- What the task asks: Check each line of the entries below for the string "Black" and state how many lines have it, with no other text.

- Data shown:
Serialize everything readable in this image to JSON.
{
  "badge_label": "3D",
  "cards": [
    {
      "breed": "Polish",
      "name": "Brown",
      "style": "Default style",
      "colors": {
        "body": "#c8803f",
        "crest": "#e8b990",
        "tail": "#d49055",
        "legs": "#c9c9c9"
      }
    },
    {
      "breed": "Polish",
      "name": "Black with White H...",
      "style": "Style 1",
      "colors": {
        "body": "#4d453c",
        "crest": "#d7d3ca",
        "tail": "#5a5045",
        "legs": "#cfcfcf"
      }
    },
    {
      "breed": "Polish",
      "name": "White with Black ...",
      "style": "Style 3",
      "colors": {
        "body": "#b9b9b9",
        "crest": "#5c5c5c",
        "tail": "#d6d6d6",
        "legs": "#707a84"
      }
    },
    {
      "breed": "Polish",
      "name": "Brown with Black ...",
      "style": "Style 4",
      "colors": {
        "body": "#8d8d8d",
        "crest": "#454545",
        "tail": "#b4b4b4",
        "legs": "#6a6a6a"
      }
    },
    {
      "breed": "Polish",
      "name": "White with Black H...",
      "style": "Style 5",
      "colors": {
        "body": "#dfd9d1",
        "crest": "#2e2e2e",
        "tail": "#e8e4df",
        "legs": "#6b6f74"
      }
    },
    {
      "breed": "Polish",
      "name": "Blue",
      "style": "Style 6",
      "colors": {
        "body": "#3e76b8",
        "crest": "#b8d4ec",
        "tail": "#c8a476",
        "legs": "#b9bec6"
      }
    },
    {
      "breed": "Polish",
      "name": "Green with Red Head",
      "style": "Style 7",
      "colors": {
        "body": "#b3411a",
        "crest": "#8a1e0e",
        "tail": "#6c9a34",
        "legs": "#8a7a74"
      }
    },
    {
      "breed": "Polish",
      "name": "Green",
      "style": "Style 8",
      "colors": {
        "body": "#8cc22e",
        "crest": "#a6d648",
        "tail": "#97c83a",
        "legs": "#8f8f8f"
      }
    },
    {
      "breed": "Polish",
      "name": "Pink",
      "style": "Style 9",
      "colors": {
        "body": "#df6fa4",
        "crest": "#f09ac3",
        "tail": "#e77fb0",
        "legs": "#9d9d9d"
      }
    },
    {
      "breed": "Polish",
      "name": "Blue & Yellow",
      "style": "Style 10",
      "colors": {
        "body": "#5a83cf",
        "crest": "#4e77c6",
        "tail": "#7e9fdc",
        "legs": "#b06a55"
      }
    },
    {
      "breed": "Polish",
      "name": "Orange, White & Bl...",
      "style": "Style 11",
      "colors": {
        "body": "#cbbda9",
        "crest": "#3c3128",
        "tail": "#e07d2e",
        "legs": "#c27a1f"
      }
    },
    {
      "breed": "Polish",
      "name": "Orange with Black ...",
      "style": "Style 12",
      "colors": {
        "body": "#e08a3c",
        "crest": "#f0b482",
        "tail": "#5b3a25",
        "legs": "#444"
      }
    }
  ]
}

- Response to this task: 5